What is being asked: Reproduce every line of the material below verbatim, omitting the pictures.

Excerpted data:
START

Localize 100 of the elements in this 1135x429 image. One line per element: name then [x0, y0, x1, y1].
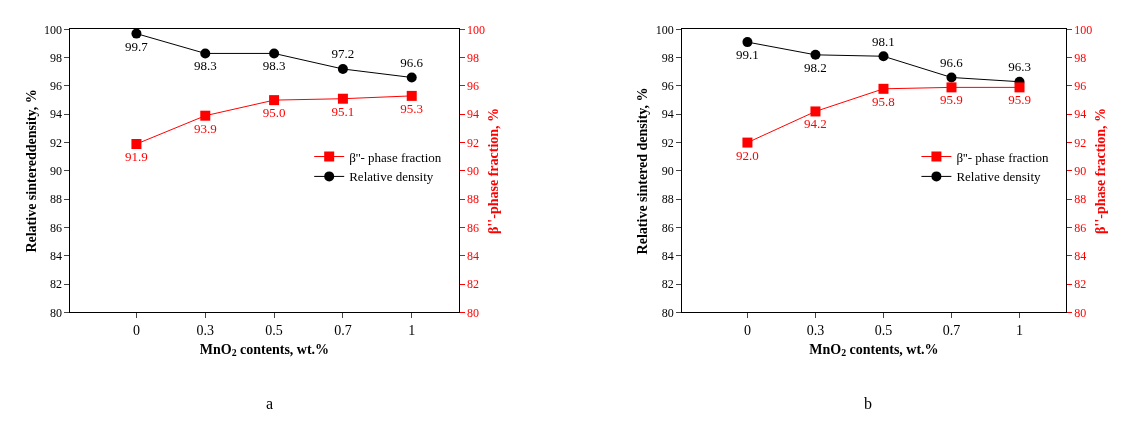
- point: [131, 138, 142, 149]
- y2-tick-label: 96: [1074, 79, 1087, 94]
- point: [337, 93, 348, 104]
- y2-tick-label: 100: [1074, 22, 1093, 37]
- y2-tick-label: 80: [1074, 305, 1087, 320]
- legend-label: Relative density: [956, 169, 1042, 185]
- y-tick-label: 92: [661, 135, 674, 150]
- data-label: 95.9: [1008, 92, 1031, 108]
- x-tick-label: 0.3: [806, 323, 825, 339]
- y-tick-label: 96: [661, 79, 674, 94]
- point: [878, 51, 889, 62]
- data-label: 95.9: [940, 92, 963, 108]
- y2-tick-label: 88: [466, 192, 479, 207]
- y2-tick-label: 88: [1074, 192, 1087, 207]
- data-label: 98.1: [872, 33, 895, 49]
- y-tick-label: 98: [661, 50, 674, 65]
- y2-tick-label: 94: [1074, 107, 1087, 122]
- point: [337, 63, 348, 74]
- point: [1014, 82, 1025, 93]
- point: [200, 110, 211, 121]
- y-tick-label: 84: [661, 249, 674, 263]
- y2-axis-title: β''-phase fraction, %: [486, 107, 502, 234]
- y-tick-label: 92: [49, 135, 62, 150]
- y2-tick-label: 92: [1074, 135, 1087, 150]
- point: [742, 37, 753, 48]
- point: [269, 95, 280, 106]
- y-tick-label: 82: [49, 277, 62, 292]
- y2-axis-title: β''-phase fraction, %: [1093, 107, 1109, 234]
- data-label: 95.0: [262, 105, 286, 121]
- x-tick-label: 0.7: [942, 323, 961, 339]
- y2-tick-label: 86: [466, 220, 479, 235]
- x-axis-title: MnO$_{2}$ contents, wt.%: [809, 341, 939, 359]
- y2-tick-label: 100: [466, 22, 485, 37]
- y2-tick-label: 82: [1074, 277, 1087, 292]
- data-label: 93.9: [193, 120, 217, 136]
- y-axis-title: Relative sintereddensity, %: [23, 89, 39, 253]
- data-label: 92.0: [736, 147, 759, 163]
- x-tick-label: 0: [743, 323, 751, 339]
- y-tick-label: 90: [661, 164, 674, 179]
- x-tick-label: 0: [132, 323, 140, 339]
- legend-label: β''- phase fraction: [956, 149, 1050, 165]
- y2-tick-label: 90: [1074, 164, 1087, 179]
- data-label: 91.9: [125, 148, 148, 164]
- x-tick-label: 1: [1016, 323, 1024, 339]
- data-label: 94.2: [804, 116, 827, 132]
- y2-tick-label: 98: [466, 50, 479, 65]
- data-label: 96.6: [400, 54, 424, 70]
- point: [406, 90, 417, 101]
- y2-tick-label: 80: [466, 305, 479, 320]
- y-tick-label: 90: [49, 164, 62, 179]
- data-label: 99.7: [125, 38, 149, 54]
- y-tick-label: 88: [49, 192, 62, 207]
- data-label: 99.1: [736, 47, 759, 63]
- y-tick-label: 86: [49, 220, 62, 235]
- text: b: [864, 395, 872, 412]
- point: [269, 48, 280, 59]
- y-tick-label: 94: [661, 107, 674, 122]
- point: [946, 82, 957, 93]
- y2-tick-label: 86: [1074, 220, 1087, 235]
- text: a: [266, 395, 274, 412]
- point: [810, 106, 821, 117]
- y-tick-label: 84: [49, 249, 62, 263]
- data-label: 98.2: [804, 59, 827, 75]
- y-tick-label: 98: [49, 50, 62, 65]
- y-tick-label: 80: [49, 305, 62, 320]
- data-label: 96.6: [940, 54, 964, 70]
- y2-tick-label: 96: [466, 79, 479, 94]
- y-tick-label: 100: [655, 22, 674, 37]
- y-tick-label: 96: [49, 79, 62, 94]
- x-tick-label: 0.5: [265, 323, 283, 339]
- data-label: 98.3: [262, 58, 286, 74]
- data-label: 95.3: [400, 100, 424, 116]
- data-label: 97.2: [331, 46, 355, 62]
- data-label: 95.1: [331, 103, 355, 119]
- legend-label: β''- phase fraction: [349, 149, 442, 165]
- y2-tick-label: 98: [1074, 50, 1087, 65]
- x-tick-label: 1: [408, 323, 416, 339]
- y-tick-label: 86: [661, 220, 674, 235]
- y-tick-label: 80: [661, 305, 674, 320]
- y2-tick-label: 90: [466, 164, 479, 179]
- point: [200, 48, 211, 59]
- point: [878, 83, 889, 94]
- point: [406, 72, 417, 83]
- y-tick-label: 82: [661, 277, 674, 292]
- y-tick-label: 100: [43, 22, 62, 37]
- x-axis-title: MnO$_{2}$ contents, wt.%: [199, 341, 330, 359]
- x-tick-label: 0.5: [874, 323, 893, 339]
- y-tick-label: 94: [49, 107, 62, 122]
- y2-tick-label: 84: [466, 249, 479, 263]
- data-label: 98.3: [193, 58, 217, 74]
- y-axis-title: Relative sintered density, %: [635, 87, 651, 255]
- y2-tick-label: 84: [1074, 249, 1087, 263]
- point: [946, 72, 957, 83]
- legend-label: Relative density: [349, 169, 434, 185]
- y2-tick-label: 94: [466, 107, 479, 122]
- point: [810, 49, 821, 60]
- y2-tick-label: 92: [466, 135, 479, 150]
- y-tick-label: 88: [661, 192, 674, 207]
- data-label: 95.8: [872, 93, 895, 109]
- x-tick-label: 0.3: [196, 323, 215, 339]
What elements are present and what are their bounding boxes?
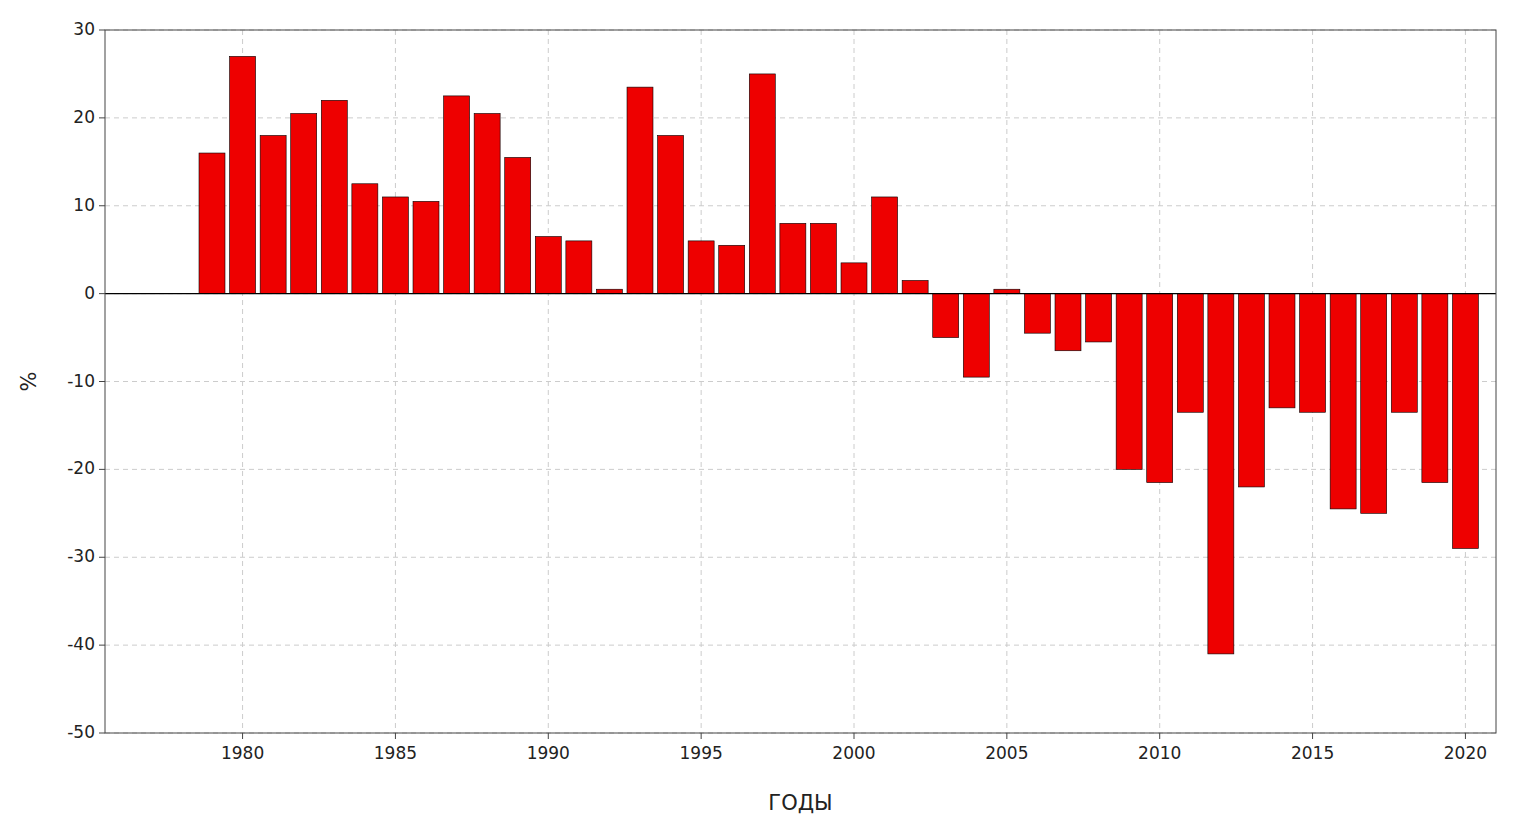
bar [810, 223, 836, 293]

END

Expected output:
Localize 100 of the elements in this 1135x429 image. One line per element: name then [x0, y0, x1, y1].
- point: [131, 138, 142, 149]
- y2-tick-label: 96: [1074, 79, 1087, 94]
- point: [337, 93, 348, 104]
- y2-tick-label: 100: [1074, 22, 1093, 37]
- y2-tick-label: 80: [1074, 305, 1087, 320]
- legend-label: Relative density: [956, 169, 1042, 185]
- y-tick-label: 92: [661, 135, 674, 150]
- data-label: 95.9: [1008, 92, 1031, 108]
- x-tick-label: 0.3: [806, 323, 825, 339]
- y-tick-label: 96: [661, 79, 674, 94]
- point: [878, 51, 889, 62]
- data-label: 95.9: [940, 92, 963, 108]
- y2-tick-label: 88: [466, 192, 479, 207]
- y2-tick-label: 88: [1074, 192, 1087, 207]
- data-label: 98.1: [872, 33, 895, 49]
- y-tick-label: 98: [661, 50, 674, 65]
- y2-tick-label: 94: [1074, 107, 1087, 122]
- point: [337, 63, 348, 74]
- point: [1014, 82, 1025, 93]
- point: [200, 110, 211, 121]
- y-tick-label: 84: [661, 249, 674, 263]
- y2-axis-title: β''-phase fraction, %: [486, 107, 502, 234]
- y-tick-label: 92: [49, 135, 62, 150]
- y2-tick-label: 92: [1074, 135, 1087, 150]
- point: [742, 37, 753, 48]
- point: [269, 95, 280, 106]
- y-tick-label: 82: [49, 277, 62, 292]
- y2-axis-title: β''-phase fraction, %: [1093, 107, 1109, 234]
- data-label: 95.0: [262, 105, 286, 121]
- x-tick-label: 0.7: [942, 323, 961, 339]
- y2-tick-label: 86: [466, 220, 479, 235]
- x-axis-title: MnO$_{2}$ contents, wt.%: [809, 341, 939, 359]
- y2-tick-label: 100: [466, 22, 485, 37]
- y2-tick-label: 82: [1074, 277, 1087, 292]
- data-label: 93.9: [193, 120, 217, 136]
- y-axis-title: Relative sintereddensity, %: [23, 89, 39, 253]
- data-label: 92.0: [736, 147, 759, 163]
- x-tick-label: 0: [743, 323, 751, 339]
- y-tick-label: 90: [661, 164, 674, 179]
- x-tick-label: 0: [132, 323, 140, 339]
- legend-label: β''- phase fraction: [956, 149, 1050, 165]
- y2-tick-label: 90: [1074, 164, 1087, 179]
- data-label: 91.9: [125, 148, 148, 164]
- x-tick-label: 1: [1016, 323, 1024, 339]
- data-label: 94.2: [804, 116, 827, 132]
- y2-tick-label: 98: [466, 50, 479, 65]
- data-label: 96.6: [400, 54, 424, 70]
- point: [406, 90, 417, 101]
- y2-tick-label: 80: [466, 305, 479, 320]
- y-tick-label: 90: [49, 164, 62, 179]
- data-label: 99.7: [125, 38, 149, 54]
- y-tick-label: 88: [49, 192, 62, 207]
- data-label: 99.1: [736, 47, 759, 63]
- y-tick-label: 86: [49, 220, 62, 235]
- text: b: [864, 395, 872, 412]
- point: [269, 48, 280, 59]
- y-tick-label: 94: [661, 107, 674, 122]
- point: [946, 82, 957, 93]
- y2-tick-label: 86: [1074, 220, 1087, 235]
- text: a: [266, 395, 274, 412]
- point: [810, 106, 821, 117]
- y-tick-label: 84: [49, 249, 62, 263]
- data-label: 98.2: [804, 59, 827, 75]
- y-tick-label: 98: [49, 50, 62, 65]
- y-tick-label: 80: [49, 305, 62, 320]
- data-label: 96.6: [940, 54, 964, 70]
- y2-tick-label: 96: [466, 79, 479, 94]
- y-tick-label: 100: [655, 22, 674, 37]
- y-tick-label: 96: [49, 79, 62, 94]
- x-tick-label: 0.5: [265, 323, 283, 339]
- data-label: 98.3: [262, 58, 286, 74]
- data-label: 95.3: [400, 100, 424, 116]
- data-label: 97.2: [331, 46, 355, 62]
- data-label: 95.1: [331, 103, 355, 119]
- legend-label: β''- phase fraction: [349, 149, 442, 165]
- y2-tick-label: 98: [1074, 50, 1087, 65]
- x-tick-label: 1: [408, 323, 416, 339]
- y-tick-label: 86: [661, 220, 674, 235]
- y-tick-label: 80: [661, 305, 674, 320]
- y2-tick-label: 90: [466, 164, 479, 179]
- point: [200, 48, 211, 59]
- point: [878, 83, 889, 94]
- point: [406, 72, 417, 83]
- y-tick-label: 82: [661, 277, 674, 292]
- y-tick-label: 100: [43, 22, 62, 37]
- x-axis-title: MnO$_{2}$ contents, wt.%: [199, 341, 330, 359]
- x-tick-label: 0.5: [874, 323, 893, 339]
- y-tick-label: 94: [49, 107, 62, 122]
- y2-tick-label: 84: [466, 249, 479, 263]
- data-label: 98.3: [193, 58, 217, 74]
- y-axis-title: Relative sintered density, %: [635, 87, 651, 255]
- y2-tick-label: 84: [1074, 249, 1087, 263]
- point: [946, 72, 957, 83]
- legend-label: Relative density: [349, 169, 434, 185]
- y2-tick-label: 94: [466, 107, 479, 122]
- point: [810, 49, 821, 60]
- y2-tick-label: 92: [466, 135, 479, 150]
- y-tick-label: 88: [661, 192, 674, 207]
- data-label: 95.8: [872, 93, 895, 109]
- x-tick-label: 0.3: [196, 323, 215, 339]
What elements are present and what are their bounding boxes?
bar [810, 223, 836, 293]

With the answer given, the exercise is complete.